* **WORK TO DO**:
Copy each line where the word "инновационных" occurs.

* **DATA EXCERPTS**:

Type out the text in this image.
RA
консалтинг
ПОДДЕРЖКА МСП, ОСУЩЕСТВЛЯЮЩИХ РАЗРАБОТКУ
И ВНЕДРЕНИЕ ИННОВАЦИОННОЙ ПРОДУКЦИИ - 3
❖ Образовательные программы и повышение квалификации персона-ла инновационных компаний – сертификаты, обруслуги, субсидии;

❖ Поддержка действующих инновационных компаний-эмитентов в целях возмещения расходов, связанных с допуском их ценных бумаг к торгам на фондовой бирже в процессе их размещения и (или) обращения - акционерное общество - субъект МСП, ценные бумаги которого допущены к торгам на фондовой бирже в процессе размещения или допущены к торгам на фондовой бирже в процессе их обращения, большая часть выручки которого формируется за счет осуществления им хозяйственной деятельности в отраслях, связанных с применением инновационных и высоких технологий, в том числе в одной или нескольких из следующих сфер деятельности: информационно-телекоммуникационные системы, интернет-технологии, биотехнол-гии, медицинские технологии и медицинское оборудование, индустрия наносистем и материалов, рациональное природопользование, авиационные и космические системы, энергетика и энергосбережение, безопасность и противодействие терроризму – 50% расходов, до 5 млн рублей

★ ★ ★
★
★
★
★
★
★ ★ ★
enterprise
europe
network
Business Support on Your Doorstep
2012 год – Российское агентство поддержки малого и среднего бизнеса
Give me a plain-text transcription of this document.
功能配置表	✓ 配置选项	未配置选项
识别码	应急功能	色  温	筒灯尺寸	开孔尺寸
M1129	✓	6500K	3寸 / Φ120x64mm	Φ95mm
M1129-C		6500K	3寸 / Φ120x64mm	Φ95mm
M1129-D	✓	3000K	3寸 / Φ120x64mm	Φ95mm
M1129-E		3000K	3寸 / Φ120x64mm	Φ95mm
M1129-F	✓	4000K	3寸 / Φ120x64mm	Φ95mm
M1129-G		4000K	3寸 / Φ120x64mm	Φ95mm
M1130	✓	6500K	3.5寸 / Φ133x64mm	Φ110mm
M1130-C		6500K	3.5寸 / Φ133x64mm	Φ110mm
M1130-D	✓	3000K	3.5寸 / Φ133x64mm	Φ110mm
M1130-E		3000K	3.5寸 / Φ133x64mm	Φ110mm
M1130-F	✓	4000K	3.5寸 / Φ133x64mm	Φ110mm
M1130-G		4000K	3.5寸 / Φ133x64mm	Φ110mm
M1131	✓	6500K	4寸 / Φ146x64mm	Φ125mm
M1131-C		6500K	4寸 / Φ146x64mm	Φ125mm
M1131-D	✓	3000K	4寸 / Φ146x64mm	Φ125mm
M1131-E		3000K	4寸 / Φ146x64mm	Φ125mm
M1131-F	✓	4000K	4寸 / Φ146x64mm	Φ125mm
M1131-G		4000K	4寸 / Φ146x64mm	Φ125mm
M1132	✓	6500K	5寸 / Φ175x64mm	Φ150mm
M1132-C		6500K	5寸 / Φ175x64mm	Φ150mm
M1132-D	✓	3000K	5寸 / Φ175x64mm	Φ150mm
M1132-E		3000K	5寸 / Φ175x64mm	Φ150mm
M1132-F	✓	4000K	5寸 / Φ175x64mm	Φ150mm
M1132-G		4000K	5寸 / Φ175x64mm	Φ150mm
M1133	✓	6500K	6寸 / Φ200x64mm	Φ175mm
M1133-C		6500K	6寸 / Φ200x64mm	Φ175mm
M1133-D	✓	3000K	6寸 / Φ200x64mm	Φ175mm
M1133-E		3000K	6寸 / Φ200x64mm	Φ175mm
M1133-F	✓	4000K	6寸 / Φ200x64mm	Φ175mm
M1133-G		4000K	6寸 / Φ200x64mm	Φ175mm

* **EXERCISE ANSWER**:
❖ Образовательные программы и повышение квалификации персона-ла инновационных компаний – сертификаты, обруслуги, субсидии;
❖ Поддержка действующих инновационных компаний-эмитентов в целях возмещения расходов, связанных с допуском их ценных бумаг к торгам на фондовой бирже в процессе их размещения и (или) обращения - акционерное общество - субъект МСП, ценные бумаги которого допущены к торгам на фондовой бирже в процессе размещения или допущены к торгам на фондовой бирже в процессе их обращения, большая часть выручки которого формируется за счет осуществления им хозяйственной деятельности в отраслях, связанных с применением инновационных и высоких технологий, в том числе в одной или нескольких из следующих сфер деятельности: информационно-телекоммуникационные системы, интернет-технологии, биотехнол-гии, медицинские технологии и медицинское оборудование, индустрия наносистем и материалов, рациональное природопользование, авиационные и космические системы, энергетика и энергосбережение, безопасность и противодействие терроризму – 50% расходов, до 5 млн рублей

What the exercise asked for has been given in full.